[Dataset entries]
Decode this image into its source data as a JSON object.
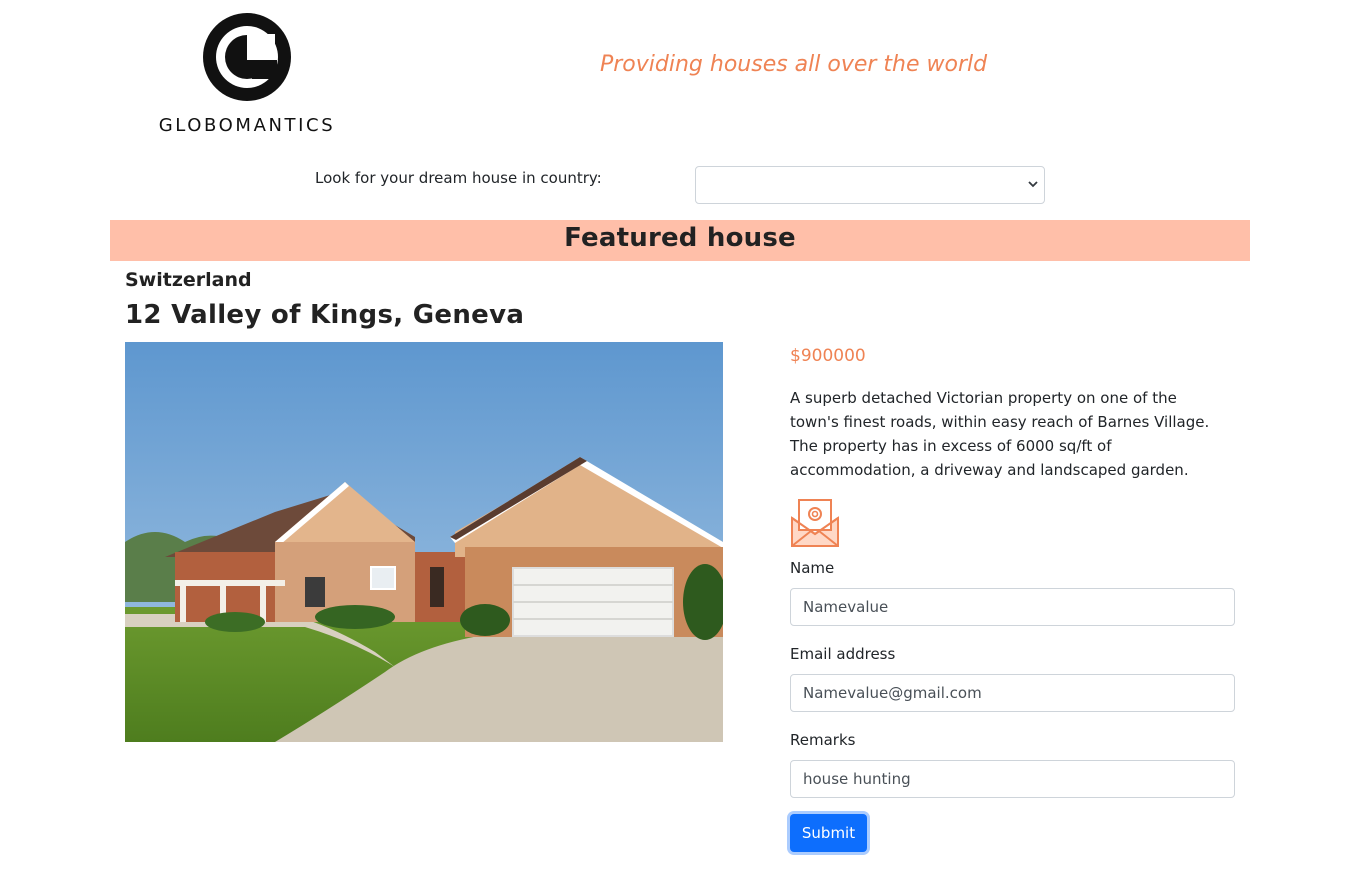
{
  "header": {
    "logo_text": "GLOBOMANTICS",
    "tagline": "Providing houses all over the world"
  },
  "search": {
    "label": "Look for your dream house in country:",
    "selected_country": ""
  },
  "featured": {
    "banner_title": "Featured house",
    "country": "Switzerland",
    "address": "12 Valley of Kings, Geneva",
    "price": "$900000",
    "description": "A superb detached Victorian property on one of the town's finest roads, within easy reach of Barnes Village. The property has in excess of 6000 sq/ft of accommodation, a driveway and landscaped garden."
  },
  "form": {
    "name_label": "Name",
    "name_value": "Namevalue",
    "email_label": "Email address",
    "email_value": "Namevalue@gmail.com",
    "remarks_label": "Remarks",
    "remarks_value": "house hunting",
    "submit_label": "Submit"
  },
  "colors": {
    "accent": "#ef8354",
    "banner_bg": "#ffbfa9",
    "button": "#0d6efd"
  },
  "icons": {
    "logo": "globomantics-g-logo",
    "mail": "envelope-at-icon",
    "select_arrow": "chevron-down-icon"
  }
}
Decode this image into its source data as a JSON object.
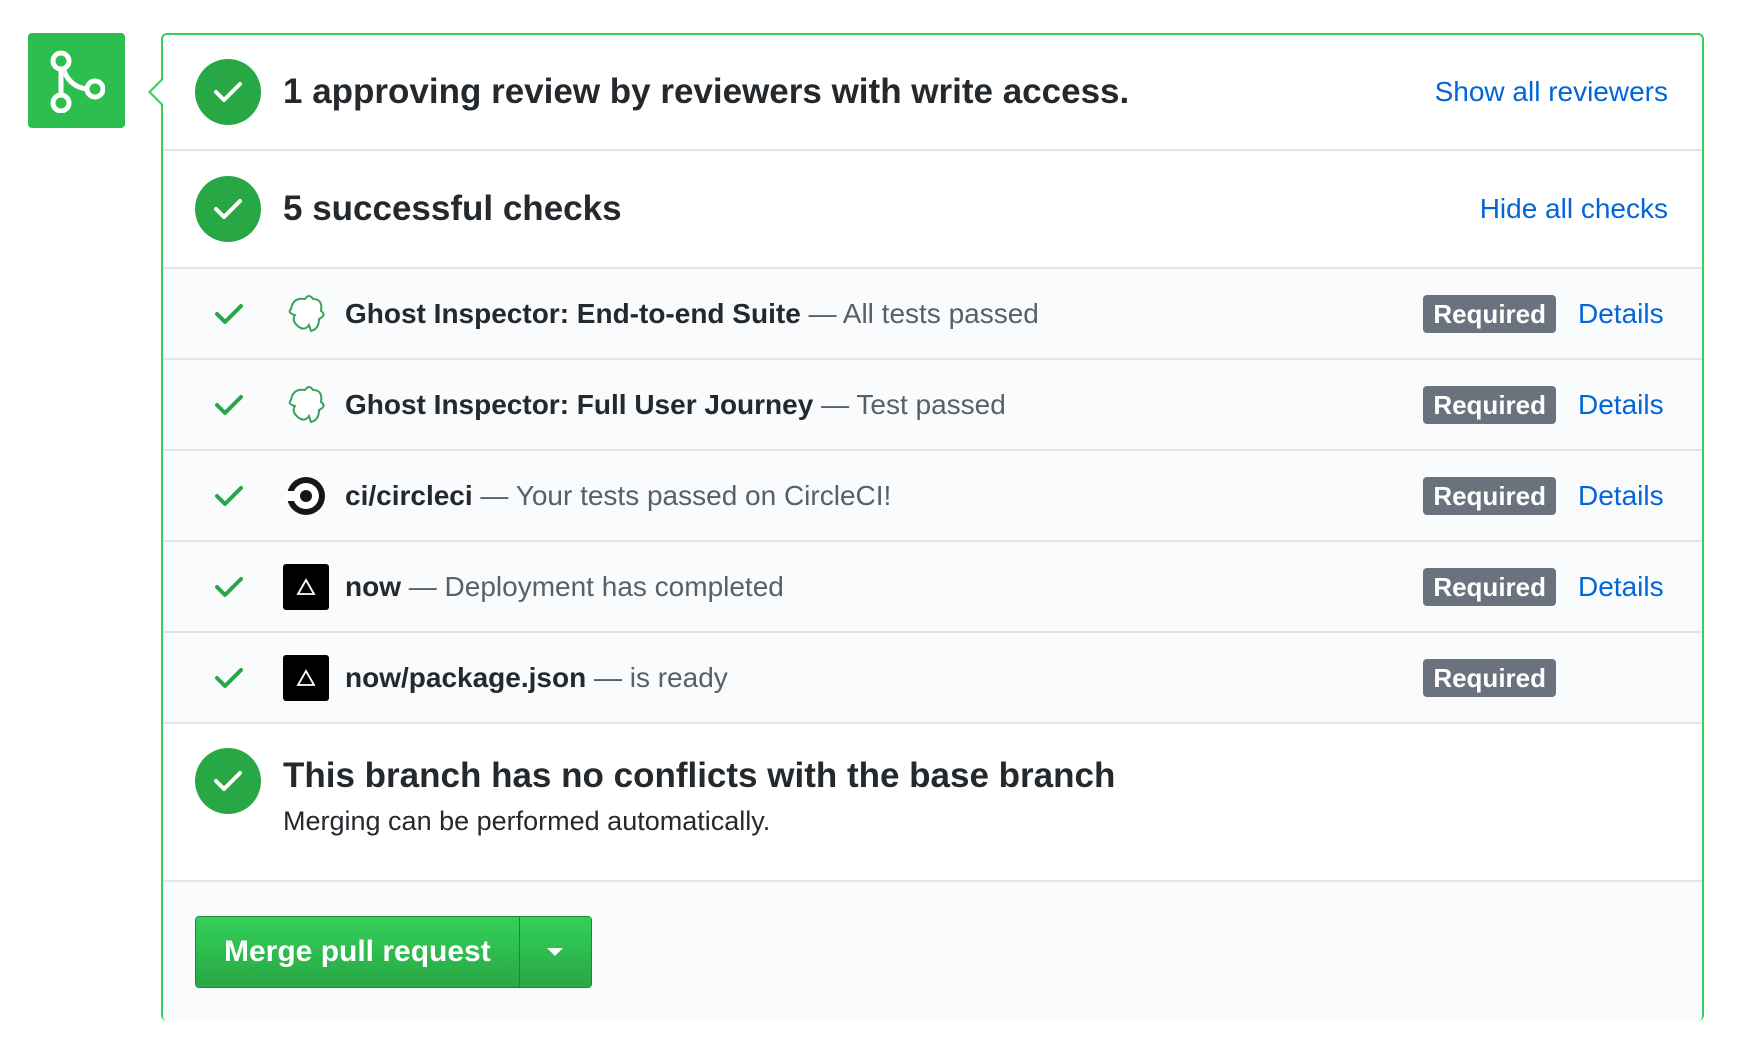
{
  "colors": {
    "success_green": "#28a745",
    "border_green": "#34d058",
    "link_blue": "#0366d6",
    "badge_gray": "#6a737d"
  },
  "merge_icon": "git-merge-icon",
  "review": {
    "icon": "check-circle-icon",
    "title": "1 approving review by reviewers with write access.",
    "link": "Show all reviewers"
  },
  "checks": {
    "icon": "check-circle-icon",
    "title": "5 successful checks",
    "link": "Hide all checks",
    "items": [
      {
        "avatar": "ghost-inspector-icon",
        "name": "Ghost Inspector: End-to-end Suite",
        "description": " — All tests passed",
        "badge": "Required",
        "details": "Details"
      },
      {
        "avatar": "ghost-inspector-icon",
        "name": "Ghost Inspector: Full User Journey",
        "description": " — Test passed",
        "badge": "Required",
        "details": "Details"
      },
      {
        "avatar": "circleci-icon",
        "name": "ci/circleci",
        "description": " — Your tests passed on CircleCI!",
        "badge": "Required",
        "details": "Details"
      },
      {
        "avatar": "now-icon",
        "name": "now",
        "description": " — Deployment has completed",
        "badge": "Required",
        "details": "Details"
      },
      {
        "avatar": "now-icon",
        "name": "now/package.json",
        "description": " — is ready",
        "badge": "Required",
        "details": ""
      }
    ]
  },
  "branch": {
    "icon": "check-circle-icon",
    "title": "This branch has no conflicts with the base branch",
    "subtitle": "Merging can be performed automatically."
  },
  "actions": {
    "merge_button": "Merge pull request",
    "dropdown_icon": "caret-down-icon"
  }
}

→ GOAL: From the listing above, pick out every line containing "tests".

→ ANSWER FOR THE TASK:
        "description": " — All tests passed",
        "description": " — Your tests passed on CircleCI!",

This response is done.